- The exercise
All of the data should be output character for character, except the pictures.

Data entries:

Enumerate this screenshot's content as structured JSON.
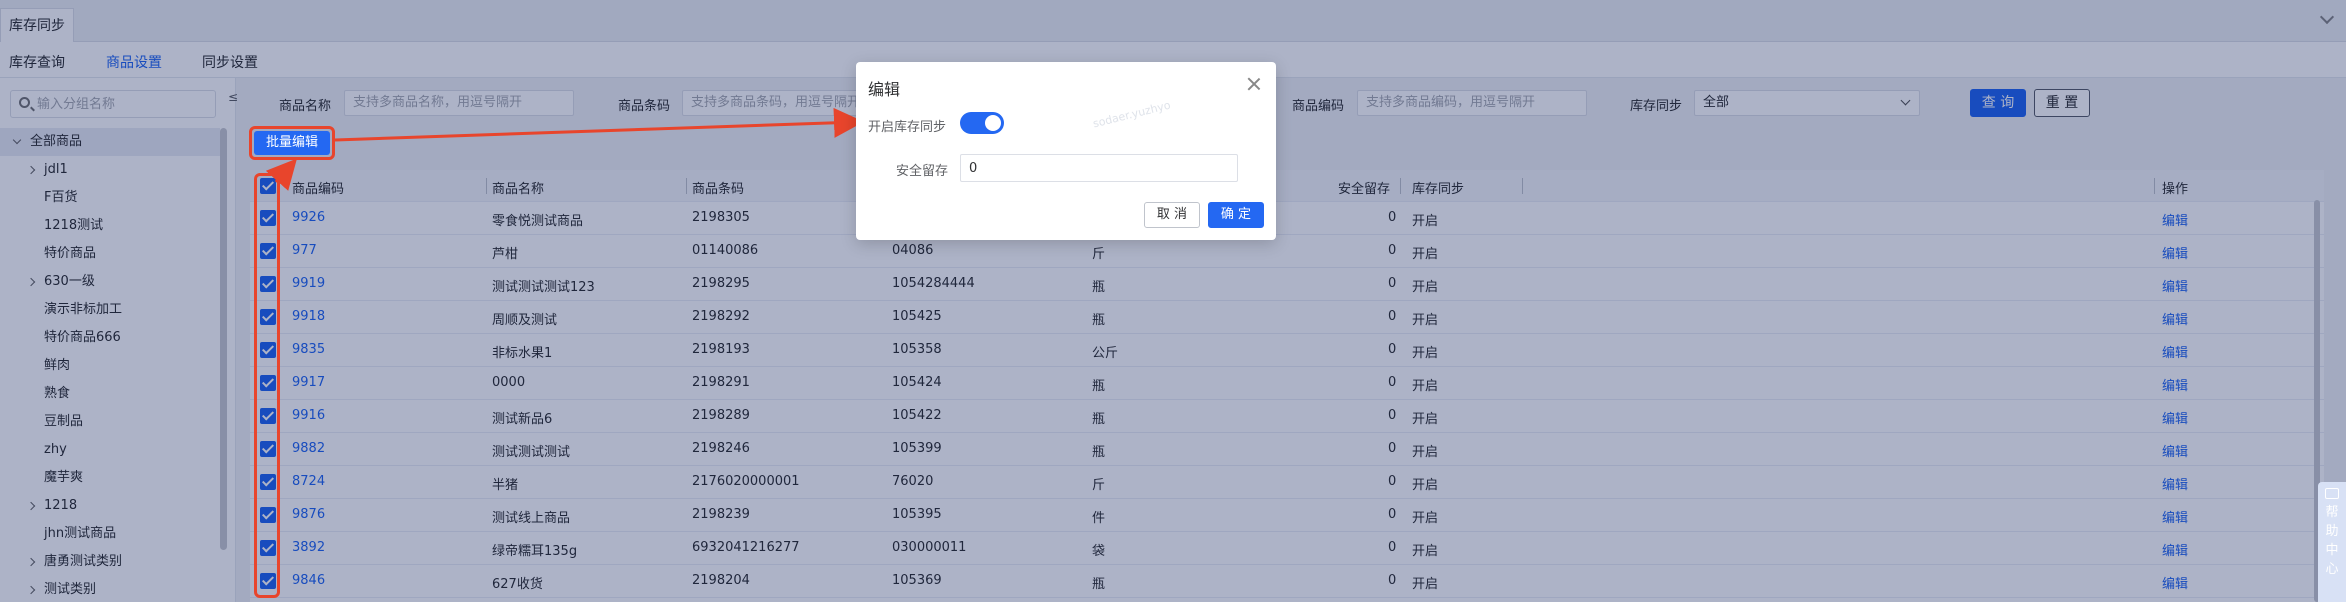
{
  "window": {
    "tab_label": "库存同步"
  },
  "page_tabs": [
    {
      "label": "库存查询",
      "active": false
    },
    {
      "label": "商品设置",
      "active": true
    },
    {
      "label": "同步设置",
      "active": false
    }
  ],
  "tree": {
    "search_placeholder": "输入分组名称",
    "collapse_label": "≤",
    "items": [
      {
        "label": "全部商品",
        "has_children": true,
        "expanded": true,
        "selected": true,
        "level": 0
      },
      {
        "label": "jdl1",
        "has_children": true,
        "level": 1
      },
      {
        "label": "F百货",
        "has_children": false,
        "level": 1
      },
      {
        "label": "1218测试",
        "has_children": false,
        "level": 1
      },
      {
        "label": "特价商品",
        "has_children": false,
        "level": 1
      },
      {
        "label": "630一级",
        "has_children": true,
        "level": 1
      },
      {
        "label": "演示非标加工",
        "has_children": false,
        "level": 1
      },
      {
        "label": "特价商品666",
        "has_children": false,
        "level": 1
      },
      {
        "label": "鲜肉",
        "has_children": false,
        "level": 1
      },
      {
        "label": "熟食",
        "has_children": false,
        "level": 1
      },
      {
        "label": "豆制品",
        "has_children": false,
        "level": 1
      },
      {
        "label": "zhy",
        "has_children": false,
        "level": 1
      },
      {
        "label": "魔芋爽",
        "has_children": false,
        "level": 1
      },
      {
        "label": "1218",
        "has_children": true,
        "level": 1
      },
      {
        "label": "jhn测试商品",
        "has_children": false,
        "level": 1
      },
      {
        "label": "唐勇测试类别",
        "has_children": true,
        "level": 1
      },
      {
        "label": "测试类别",
        "has_children": true,
        "level": 1
      }
    ]
  },
  "filters": {
    "name_label": "商品名称",
    "name_placeholder": "支持多商品名称，用逗号隔开",
    "barcode_label": "商品条码",
    "barcode_placeholder": "支持多商品条码，用逗号隔开",
    "code_label": "商品编码",
    "code_placeholder": "支持多商品编码，用逗号隔开",
    "sync_label": "库存同步",
    "sync_value": "全部",
    "query_button": "查 询",
    "reset_button": "重 置"
  },
  "batch_edit_button": "批量编辑",
  "table": {
    "columns": [
      "商品编码",
      "商品名称",
      "商品条码",
      "安全留存",
      "库存同步",
      "操作"
    ],
    "rows": [
      {
        "code": "9926",
        "name": "零食悦测试商品",
        "barcode": "2198305",
        "sku": "",
        "unit": "",
        "safety": "0",
        "sync": "开启",
        "action": "编辑"
      },
      {
        "code": "977",
        "name": "芦柑",
        "barcode": "01140086",
        "sku": "04086",
        "unit": "斤",
        "safety": "0",
        "sync": "开启",
        "action": "编辑"
      },
      {
        "code": "9919",
        "name": "测试测试测试123",
        "barcode": "2198295",
        "sku": "1054284444",
        "unit": "瓶",
        "safety": "0",
        "sync": "开启",
        "action": "编辑"
      },
      {
        "code": "9918",
        "name": "周顺及测试",
        "barcode": "2198292",
        "sku": "105425",
        "unit": "瓶",
        "safety": "0",
        "sync": "开启",
        "action": "编辑"
      },
      {
        "code": "9835",
        "name": "非标水果1",
        "barcode": "2198193",
        "sku": "105358",
        "unit": "公斤",
        "safety": "0",
        "sync": "开启",
        "action": "编辑"
      },
      {
        "code": "9917",
        "name": "0000",
        "barcode": "2198291",
        "sku": "105424",
        "unit": "瓶",
        "safety": "0",
        "sync": "开启",
        "action": "编辑"
      },
      {
        "code": "9916",
        "name": "测试新品6",
        "barcode": "2198289",
        "sku": "105422",
        "unit": "瓶",
        "safety": "0",
        "sync": "开启",
        "action": "编辑"
      },
      {
        "code": "9882",
        "name": "测试测试测试",
        "barcode": "2198246",
        "sku": "105399",
        "unit": "瓶",
        "safety": "0",
        "sync": "开启",
        "action": "编辑"
      },
      {
        "code": "8724",
        "name": "半猪",
        "barcode": "2176020000001",
        "sku": "76020",
        "unit": "斤",
        "safety": "0",
        "sync": "开启",
        "action": "编辑"
      },
      {
        "code": "9876",
        "name": "测试线上商品",
        "barcode": "2198239",
        "sku": "105395",
        "unit": "件",
        "safety": "0",
        "sync": "开启",
        "action": "编辑"
      },
      {
        "code": "3892",
        "name": "绿帝糯耳135g",
        "barcode": "6932041216277",
        "sku": "030000011",
        "unit": "袋",
        "safety": "0",
        "sync": "开启",
        "action": "编辑"
      },
      {
        "code": "9846",
        "name": "627收货",
        "barcode": "2198204",
        "sku": "105369",
        "unit": "瓶",
        "safety": "0",
        "sync": "开启",
        "action": "编辑"
      }
    ]
  },
  "modal": {
    "title": "编辑",
    "sync_label": "开启库存同步",
    "sync_enabled": true,
    "safety_label": "安全留存",
    "safety_value": "0",
    "cancel_button": "取 消",
    "confirm_button": "确 定",
    "watermark": "sodaer.yuzhyo"
  },
  "help_widget": {
    "chars": [
      "帮",
      "助",
      "中",
      "心"
    ]
  },
  "colors": {
    "primary": "#2468f2",
    "annotation": "#e8452c"
  }
}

- Finished task
Enumerate this screenshot's content as structured JSON.
{
  "window": {
    "tab_label": "库存同步"
  },
  "page_tabs": [
    {
      "label": "库存查询",
      "active": false
    },
    {
      "label": "商品设置",
      "active": true
    },
    {
      "label": "同步设置",
      "active": false
    }
  ],
  "tree": {
    "search_placeholder": "输入分组名称",
    "collapse_label": "≤",
    "items": [
      {
        "label": "全部商品",
        "has_children": true,
        "expanded": true,
        "selected": true,
        "level": 0
      },
      {
        "label": "jdl1",
        "has_children": true,
        "level": 1
      },
      {
        "label": "F百货",
        "has_children": false,
        "level": 1
      },
      {
        "label": "1218测试",
        "has_children": false,
        "level": 1
      },
      {
        "label": "特价商品",
        "has_children": false,
        "level": 1
      },
      {
        "label": "630一级",
        "has_children": true,
        "level": 1
      },
      {
        "label": "演示非标加工",
        "has_children": false,
        "level": 1
      },
      {
        "label": "特价商品666",
        "has_children": false,
        "level": 1
      },
      {
        "label": "鲜肉",
        "has_children": false,
        "level": 1
      },
      {
        "label": "熟食",
        "has_children": false,
        "level": 1
      },
      {
        "label": "豆制品",
        "has_children": false,
        "level": 1
      },
      {
        "label": "zhy",
        "has_children": false,
        "level": 1
      },
      {
        "label": "魔芋爽",
        "has_children": false,
        "level": 1
      },
      {
        "label": "1218",
        "has_children": true,
        "level": 1
      },
      {
        "label": "jhn测试商品",
        "has_children": false,
        "level": 1
      },
      {
        "label": "唐勇测试类别",
        "has_children": true,
        "level": 1
      },
      {
        "label": "测试类别",
        "has_children": true,
        "level": 1
      }
    ]
  },
  "filters": {
    "name_label": "商品名称",
    "name_placeholder": "支持多商品名称，用逗号隔开",
    "barcode_label": "商品条码",
    "barcode_placeholder": "支持多商品条码，用逗号隔开",
    "code_label": "商品编码",
    "code_placeholder": "支持多商品编码，用逗号隔开",
    "sync_label": "库存同步",
    "sync_value": "全部",
    "query_button": "查 询",
    "reset_button": "重 置"
  },
  "batch_edit_button": "批量编辑",
  "table": {
    "columns": [
      "商品编码",
      "商品名称",
      "商品条码",
      "安全留存",
      "库存同步",
      "操作"
    ],
    "rows": [
      {
        "code": "9926",
        "name": "零食悦测试商品",
        "barcode": "2198305",
        "sku": "",
        "unit": "",
        "safety": "0",
        "sync": "开启",
        "action": "编辑"
      },
      {
        "code": "977",
        "name": "芦柑",
        "barcode": "01140086",
        "sku": "04086",
        "unit": "斤",
        "safety": "0",
        "sync": "开启",
        "action": "编辑"
      },
      {
        "code": "9919",
        "name": "测试测试测试123",
        "barcode": "2198295",
        "sku": "1054284444",
        "unit": "瓶",
        "safety": "0",
        "sync": "开启",
        "action": "编辑"
      },
      {
        "code": "9918",
        "name": "周顺及测试",
        "barcode": "2198292",
        "sku": "105425",
        "unit": "瓶",
        "safety": "0",
        "sync": "开启",
        "action": "编辑"
      },
      {
        "code": "9835",
        "name": "非标水果1",
        "barcode": "2198193",
        "sku": "105358",
        "unit": "公斤",
        "safety": "0",
        "sync": "开启",
        "action": "编辑"
      },
      {
        "code": "9917",
        "name": "0000",
        "barcode": "2198291",
        "sku": "105424",
        "unit": "瓶",
        "safety": "0",
        "sync": "开启",
        "action": "编辑"
      },
      {
        "code": "9916",
        "name": "测试新品6",
        "barcode": "2198289",
        "sku": "105422",
        "unit": "瓶",
        "safety": "0",
        "sync": "开启",
        "action": "编辑"
      },
      {
        "code": "9882",
        "name": "测试测试测试",
        "barcode": "2198246",
        "sku": "105399",
        "unit": "瓶",
        "safety": "0",
        "sync": "开启",
        "action": "编辑"
      },
      {
        "code": "8724",
        "name": "半猪",
        "barcode": "2176020000001",
        "sku": "76020",
        "unit": "斤",
        "safety": "0",
        "sync": "开启",
        "action": "编辑"
      },
      {
        "code": "9876",
        "name": "测试线上商品",
        "barcode": "2198239",
        "sku": "105395",
        "unit": "件",
        "safety": "0",
        "sync": "开启",
        "action": "编辑"
      },
      {
        "code": "3892",
        "name": "绿帝糯耳135g",
        "barcode": "6932041216277",
        "sku": "030000011",
        "unit": "袋",
        "safety": "0",
        "sync": "开启",
        "action": "编辑"
      },
      {
        "code": "9846",
        "name": "627收货",
        "barcode": "2198204",
        "sku": "105369",
        "unit": "瓶",
        "safety": "0",
        "sync": "开启",
        "action": "编辑"
      }
    ]
  },
  "modal": {
    "title": "编辑",
    "sync_label": "开启库存同步",
    "sync_enabled": true,
    "safety_label": "安全留存",
    "safety_value": "0",
    "cancel_button": "取 消",
    "confirm_button": "确 定",
    "watermark": "sodaer.yuzhyo"
  },
  "help_widget": {
    "chars": [
      "帮",
      "助",
      "中",
      "心"
    ]
  },
  "colors": {
    "primary": "#2468f2",
    "annotation": "#e8452c"
  }
}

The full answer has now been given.